■ Given problem
Retype everything in the listing, leaving each line exactly as it is.

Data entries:
━━━

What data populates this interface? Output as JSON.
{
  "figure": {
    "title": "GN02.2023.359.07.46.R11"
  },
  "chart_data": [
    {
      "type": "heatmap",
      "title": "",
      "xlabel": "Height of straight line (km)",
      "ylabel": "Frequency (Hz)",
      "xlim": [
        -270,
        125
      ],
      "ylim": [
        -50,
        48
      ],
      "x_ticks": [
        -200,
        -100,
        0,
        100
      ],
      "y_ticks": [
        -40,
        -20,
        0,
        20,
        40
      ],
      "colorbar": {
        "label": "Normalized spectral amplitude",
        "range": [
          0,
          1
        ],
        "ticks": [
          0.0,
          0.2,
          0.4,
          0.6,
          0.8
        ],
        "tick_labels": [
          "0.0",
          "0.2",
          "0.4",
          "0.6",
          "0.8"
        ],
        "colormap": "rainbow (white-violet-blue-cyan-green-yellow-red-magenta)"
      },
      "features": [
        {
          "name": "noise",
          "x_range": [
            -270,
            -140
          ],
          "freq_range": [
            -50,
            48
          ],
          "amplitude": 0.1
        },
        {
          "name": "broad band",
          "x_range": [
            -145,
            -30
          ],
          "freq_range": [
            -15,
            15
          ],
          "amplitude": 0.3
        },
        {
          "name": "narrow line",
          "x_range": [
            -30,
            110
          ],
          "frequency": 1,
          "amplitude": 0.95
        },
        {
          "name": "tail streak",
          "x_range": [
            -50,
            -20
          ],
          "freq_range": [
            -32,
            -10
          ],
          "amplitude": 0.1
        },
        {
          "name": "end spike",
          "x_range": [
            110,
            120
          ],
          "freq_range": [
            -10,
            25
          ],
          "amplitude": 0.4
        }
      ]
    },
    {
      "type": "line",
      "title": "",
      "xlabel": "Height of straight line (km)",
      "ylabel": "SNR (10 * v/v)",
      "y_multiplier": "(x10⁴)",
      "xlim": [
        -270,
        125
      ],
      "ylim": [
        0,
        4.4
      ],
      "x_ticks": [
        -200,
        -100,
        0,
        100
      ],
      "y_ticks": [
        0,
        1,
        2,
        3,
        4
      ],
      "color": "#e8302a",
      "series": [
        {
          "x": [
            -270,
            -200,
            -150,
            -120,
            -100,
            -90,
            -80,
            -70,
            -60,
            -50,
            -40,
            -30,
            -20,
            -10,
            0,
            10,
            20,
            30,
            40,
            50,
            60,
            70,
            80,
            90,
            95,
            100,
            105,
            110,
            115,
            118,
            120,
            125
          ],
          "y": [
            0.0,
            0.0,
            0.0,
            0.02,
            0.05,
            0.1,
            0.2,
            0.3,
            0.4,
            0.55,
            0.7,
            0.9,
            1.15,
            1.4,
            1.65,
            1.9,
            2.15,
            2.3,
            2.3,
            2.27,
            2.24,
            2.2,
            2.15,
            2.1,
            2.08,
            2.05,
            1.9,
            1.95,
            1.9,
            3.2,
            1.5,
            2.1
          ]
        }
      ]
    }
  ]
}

━━━

■ Written reply
What data populates this interface? Output as JSON.
{
  "figure": {
    "title": "GN02.2023.359.07.46.R11"
  },
  "chart_data": [
    {
      "type": "heatmap",
      "title": "",
      "xlabel": "Height of straight line (km)",
      "ylabel": "Frequency (Hz)",
      "xlim": [
        -270,
        125
      ],
      "ylim": [
        -50,
        48
      ],
      "x_ticks": [
        -200,
        -100,
        0,
        100
      ],
      "y_ticks": [
        -40,
        -20,
        0,
        20,
        40
      ],
      "colorbar": {
        "label": "Normalized spectral amplitude",
        "range": [
          0,
          1
        ],
        "ticks": [
          0.0,
          0.2,
          0.4,
          0.6,
          0.8
        ],
        "tick_labels": [
          "0.0",
          "0.2",
          "0.4",
          "0.6",
          "0.8"
        ],
        "colormap": "rainbow (white-violet-blue-cyan-green-yellow-red-magenta)"
      },
      "features": [
        {
          "name": "noise",
          "x_range": [
            -270,
            -140
          ],
          "freq_range": [
            -50,
            48
          ],
          "amplitude": 0.1
        },
        {
          "name": "broad band",
          "x_range": [
            -145,
            -30
          ],
          "freq_range": [
            -15,
            15
          ],
          "amplitude": 0.3
        },
        {
          "name": "narrow line",
          "x_range": [
            -30,
            110
          ],
          "frequency": 1,
          "amplitude": 0.95
        },
        {
          "name": "tail streak",
          "x_range": [
            -50,
            -20
          ],
          "freq_range": [
            -32,
            -10
          ],
          "amplitude": 0.1
        },
        {
          "name": "end spike",
          "x_range": [
            110,
            120
          ],
          "freq_range": [
            -10,
            25
          ],
          "amplitude": 0.4
        }
      ]
    },
    {
      "type": "line",
      "title": "",
      "xlabel": "Height of straight line (km)",
      "ylabel": "SNR (10 * v/v)",
      "y_multiplier": "(x10⁴)",
      "xlim": [
        -270,
        125
      ],
      "ylim": [
        0,
        4.4
      ],
      "x_ticks": [
        -200,
        -100,
        0,
        100
      ],
      "y_ticks": [
        0,
        1,
        2,
        3,
        4
      ],
      "color": "#e8302a",
      "series": [
        {
          "x": [
            -270,
            -200,
            -150,
            -120,
            -100,
            -90,
            -80,
            -70,
            -60,
            -50,
            -40,
            -30,
            -20,
            -10,
            0,
            10,
            20,
            30,
            40,
            50,
            60,
            70,
            80,
            90,
            95,
            100,
            105,
            110,
            115,
            118,
            120,
            125
          ],
          "y": [
            0.0,
            0.0,
            0.0,
            0.02,
            0.05,
            0.1,
            0.2,
            0.3,
            0.4,
            0.55,
            0.7,
            0.9,
            1.15,
            1.4,
            1.65,
            1.9,
            2.15,
            2.3,
            2.3,
            2.27,
            2.24,
            2.2,
            2.15,
            2.1,
            2.08,
            2.05,
            1.9,
            1.95,
            1.9,
            3.2,
            1.5,
            2.1
          ]
        }
      ]
    }
  ]
}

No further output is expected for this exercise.